Work to do
Pick out the lines containing "this".

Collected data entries
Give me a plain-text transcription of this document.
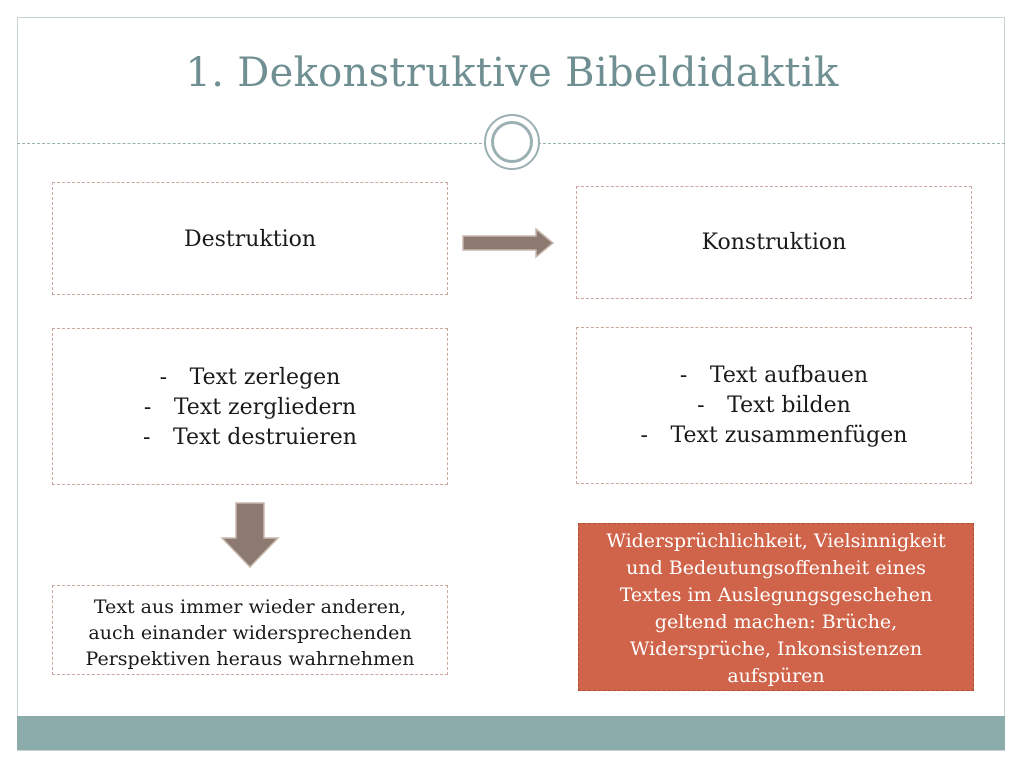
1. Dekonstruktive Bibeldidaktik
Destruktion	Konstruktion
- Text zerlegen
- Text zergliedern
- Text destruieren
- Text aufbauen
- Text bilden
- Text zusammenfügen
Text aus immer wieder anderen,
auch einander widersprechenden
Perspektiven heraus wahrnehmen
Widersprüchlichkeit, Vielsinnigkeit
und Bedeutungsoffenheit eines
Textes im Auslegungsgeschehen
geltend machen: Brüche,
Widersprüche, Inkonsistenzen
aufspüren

==

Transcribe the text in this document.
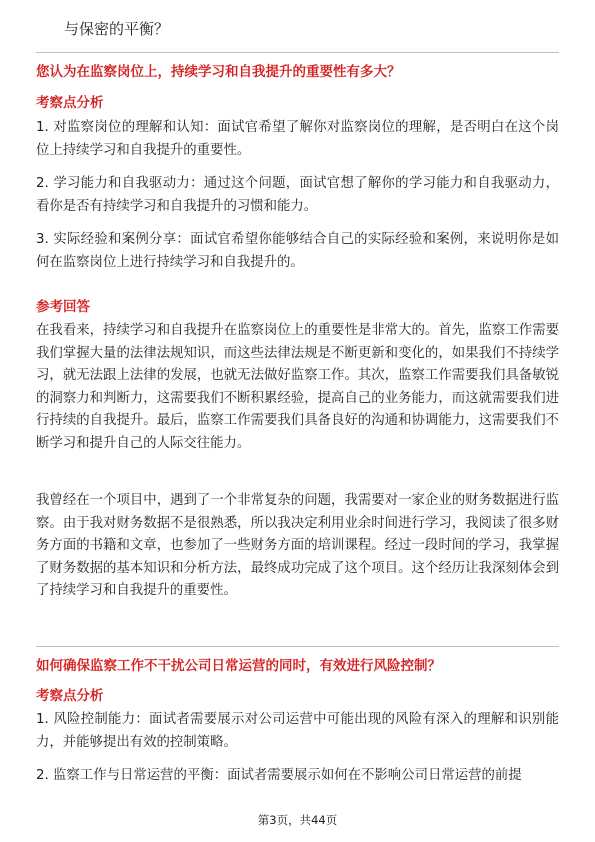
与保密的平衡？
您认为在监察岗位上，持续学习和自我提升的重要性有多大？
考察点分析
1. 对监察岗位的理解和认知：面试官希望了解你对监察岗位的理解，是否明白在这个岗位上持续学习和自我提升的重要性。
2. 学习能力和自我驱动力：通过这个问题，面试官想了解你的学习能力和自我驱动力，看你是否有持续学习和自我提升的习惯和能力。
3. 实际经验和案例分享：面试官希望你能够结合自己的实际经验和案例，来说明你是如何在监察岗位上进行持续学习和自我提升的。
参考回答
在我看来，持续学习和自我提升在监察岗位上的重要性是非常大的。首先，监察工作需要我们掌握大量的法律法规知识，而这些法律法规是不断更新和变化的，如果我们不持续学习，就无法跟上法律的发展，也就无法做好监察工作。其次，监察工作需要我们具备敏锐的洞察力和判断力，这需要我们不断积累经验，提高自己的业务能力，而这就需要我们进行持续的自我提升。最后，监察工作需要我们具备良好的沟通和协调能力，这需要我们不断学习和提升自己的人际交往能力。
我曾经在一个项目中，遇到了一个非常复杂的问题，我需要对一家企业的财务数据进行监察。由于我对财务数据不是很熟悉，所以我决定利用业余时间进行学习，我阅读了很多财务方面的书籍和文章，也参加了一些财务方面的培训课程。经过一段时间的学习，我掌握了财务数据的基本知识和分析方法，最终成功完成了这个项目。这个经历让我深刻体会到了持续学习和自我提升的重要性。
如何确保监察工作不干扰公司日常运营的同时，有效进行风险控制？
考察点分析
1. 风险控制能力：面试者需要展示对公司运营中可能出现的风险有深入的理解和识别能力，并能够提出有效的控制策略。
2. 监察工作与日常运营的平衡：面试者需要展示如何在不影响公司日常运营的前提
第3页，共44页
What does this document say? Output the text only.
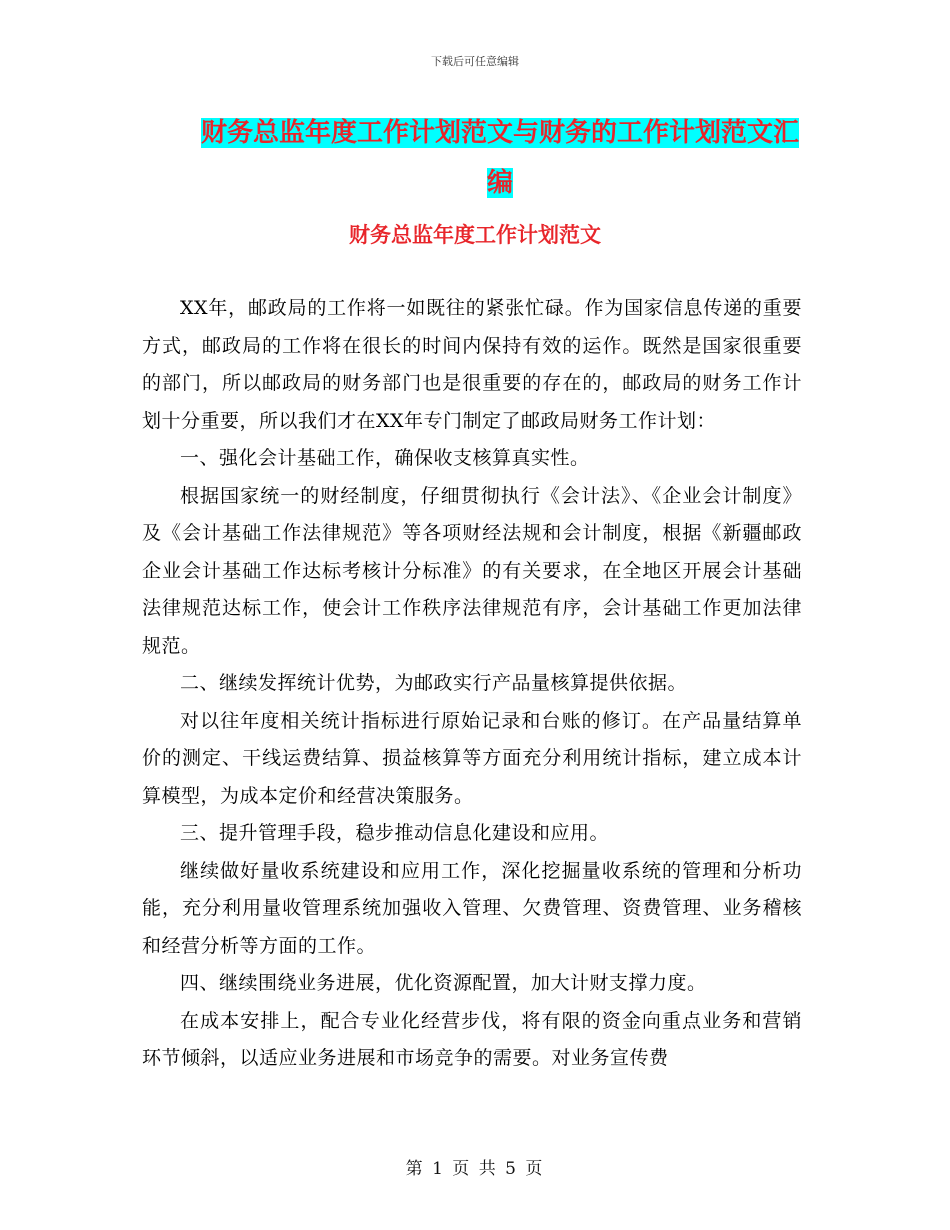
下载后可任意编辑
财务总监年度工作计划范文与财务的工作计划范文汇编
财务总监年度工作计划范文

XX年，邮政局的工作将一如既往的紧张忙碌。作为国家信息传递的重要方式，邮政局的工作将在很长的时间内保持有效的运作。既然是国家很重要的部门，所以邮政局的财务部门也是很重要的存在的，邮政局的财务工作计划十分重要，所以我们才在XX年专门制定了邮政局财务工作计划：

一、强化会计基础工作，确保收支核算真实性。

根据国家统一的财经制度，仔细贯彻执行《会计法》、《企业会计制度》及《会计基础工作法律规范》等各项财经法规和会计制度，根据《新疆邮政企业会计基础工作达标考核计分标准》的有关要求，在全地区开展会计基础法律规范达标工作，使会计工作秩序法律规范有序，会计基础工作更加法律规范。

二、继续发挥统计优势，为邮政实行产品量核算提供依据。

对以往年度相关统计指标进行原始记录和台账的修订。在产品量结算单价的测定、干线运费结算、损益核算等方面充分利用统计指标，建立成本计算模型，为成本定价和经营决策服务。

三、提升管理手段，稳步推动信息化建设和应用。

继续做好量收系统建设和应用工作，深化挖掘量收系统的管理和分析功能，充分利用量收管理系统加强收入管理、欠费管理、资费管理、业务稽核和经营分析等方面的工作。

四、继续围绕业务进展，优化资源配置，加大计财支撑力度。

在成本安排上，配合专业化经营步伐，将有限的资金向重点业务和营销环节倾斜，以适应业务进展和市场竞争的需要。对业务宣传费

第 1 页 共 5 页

==

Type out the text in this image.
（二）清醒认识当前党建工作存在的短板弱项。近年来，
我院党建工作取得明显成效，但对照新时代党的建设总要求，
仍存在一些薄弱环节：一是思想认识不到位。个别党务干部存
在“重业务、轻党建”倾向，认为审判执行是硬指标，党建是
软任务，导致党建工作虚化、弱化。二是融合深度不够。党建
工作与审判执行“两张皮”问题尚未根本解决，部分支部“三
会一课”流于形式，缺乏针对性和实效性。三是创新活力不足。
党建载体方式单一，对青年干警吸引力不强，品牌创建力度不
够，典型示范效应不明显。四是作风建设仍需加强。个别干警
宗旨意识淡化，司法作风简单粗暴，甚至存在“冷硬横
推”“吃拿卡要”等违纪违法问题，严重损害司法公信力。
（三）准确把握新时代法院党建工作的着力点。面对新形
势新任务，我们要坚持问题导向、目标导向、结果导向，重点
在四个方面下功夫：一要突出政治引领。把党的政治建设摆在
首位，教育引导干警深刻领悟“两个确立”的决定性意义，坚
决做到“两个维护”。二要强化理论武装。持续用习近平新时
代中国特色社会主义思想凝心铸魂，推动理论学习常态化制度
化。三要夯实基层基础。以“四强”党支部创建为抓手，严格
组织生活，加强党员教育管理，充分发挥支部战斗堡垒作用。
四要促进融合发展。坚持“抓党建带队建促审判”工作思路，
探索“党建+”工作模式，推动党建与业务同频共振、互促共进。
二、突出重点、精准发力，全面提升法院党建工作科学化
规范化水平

The output
Give me a plain-text transcription of this document.
Transcribe the text in this document.
What does this document say? Output the text only.
Type out the text in this image.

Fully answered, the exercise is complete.